> _Exercise_
Will you write out all the entries below exactly?

> _Data records_
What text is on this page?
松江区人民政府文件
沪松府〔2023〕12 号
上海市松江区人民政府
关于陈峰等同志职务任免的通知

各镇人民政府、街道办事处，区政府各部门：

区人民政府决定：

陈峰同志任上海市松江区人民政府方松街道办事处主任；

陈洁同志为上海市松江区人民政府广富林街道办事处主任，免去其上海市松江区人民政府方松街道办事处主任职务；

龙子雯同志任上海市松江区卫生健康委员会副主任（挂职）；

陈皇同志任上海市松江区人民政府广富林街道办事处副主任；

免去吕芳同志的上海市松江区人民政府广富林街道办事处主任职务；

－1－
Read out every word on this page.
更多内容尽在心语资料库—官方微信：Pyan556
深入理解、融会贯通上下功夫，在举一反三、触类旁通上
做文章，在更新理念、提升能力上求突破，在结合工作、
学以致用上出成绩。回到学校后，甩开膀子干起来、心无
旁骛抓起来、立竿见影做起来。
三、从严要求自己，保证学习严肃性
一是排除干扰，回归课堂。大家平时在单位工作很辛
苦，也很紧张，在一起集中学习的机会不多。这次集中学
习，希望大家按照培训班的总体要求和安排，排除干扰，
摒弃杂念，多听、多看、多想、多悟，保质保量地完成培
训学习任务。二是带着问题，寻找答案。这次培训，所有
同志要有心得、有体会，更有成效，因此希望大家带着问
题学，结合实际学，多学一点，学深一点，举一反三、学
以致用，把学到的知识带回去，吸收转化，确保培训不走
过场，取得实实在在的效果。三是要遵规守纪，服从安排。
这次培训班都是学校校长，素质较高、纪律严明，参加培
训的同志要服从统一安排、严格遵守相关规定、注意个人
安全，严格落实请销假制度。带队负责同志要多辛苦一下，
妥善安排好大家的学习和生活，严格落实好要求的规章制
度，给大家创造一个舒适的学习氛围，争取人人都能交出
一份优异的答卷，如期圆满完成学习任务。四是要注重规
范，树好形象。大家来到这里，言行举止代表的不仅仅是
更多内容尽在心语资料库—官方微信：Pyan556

> _Solved problem_
What text is on this page?
松江区人民政府文件
沪松府〔2023〕12 号
上海市松江区人民政府
关于陈峰等同志职务任免的通知

各镇人民政府、街道办事处，区政府各部门：

区人民政府决定：

陈峰同志任上海市松江区人民政府方松街道办事处主任；

陈洁同志为上海市松江区人民政府广富林街道办事处主任，免去其上海市松江区人民政府方松街道办事处主任职务；

龙子雯同志任上海市松江区卫生健康委员会副主任（挂职）；

陈皇同志任上海市松江区人民政府广富林街道办事处副主任；

免去吕芳同志的上海市松江区人民政府广富林街道办事处主任职务；

－1－
Read out every word on this page.
更多内容尽在心语资料库—官方微信：Pyan556
深入理解、融会贯通上下功夫，在举一反三、触类旁通上
做文章，在更新理念、提升能力上求突破，在结合工作、
学以致用上出成绩。回到学校后，甩开膀子干起来、心无
旁骛抓起来、立竿见影做起来。
三、从严要求自己，保证学习严肃性
一是排除干扰，回归课堂。大家平时在单位工作很辛
苦，也很紧张，在一起集中学习的机会不多。这次集中学
习，希望大家按照培训班的总体要求和安排，排除干扰，
摒弃杂念，多听、多看、多想、多悟，保质保量地完成培
训学习任务。二是带着问题，寻找答案。这次培训，所有
同志要有心得、有体会，更有成效，因此希望大家带着问
题学，结合实际学，多学一点，学深一点，举一反三、学
以致用，把学到的知识带回去，吸收转化，确保培训不走
过场，取得实实在在的效果。三是要遵规守纪，服从安排。
这次培训班都是学校校长，素质较高、纪律严明，参加培
训的同志要服从统一安排、严格遵守相关规定、注意个人
安全，严格落实请销假制度。带队负责同志要多辛苦一下，
妥善安排好大家的学习和生活，严格落实好要求的规章制
度，给大家创造一个舒适的学习氛围，争取人人都能交出
一份优异的答卷，如期圆满完成学习任务。四是要注重规
范，树好形象。大家来到这里，言行举止代表的不仅仅是
更多内容尽在心语资料库—官方微信：Pyan556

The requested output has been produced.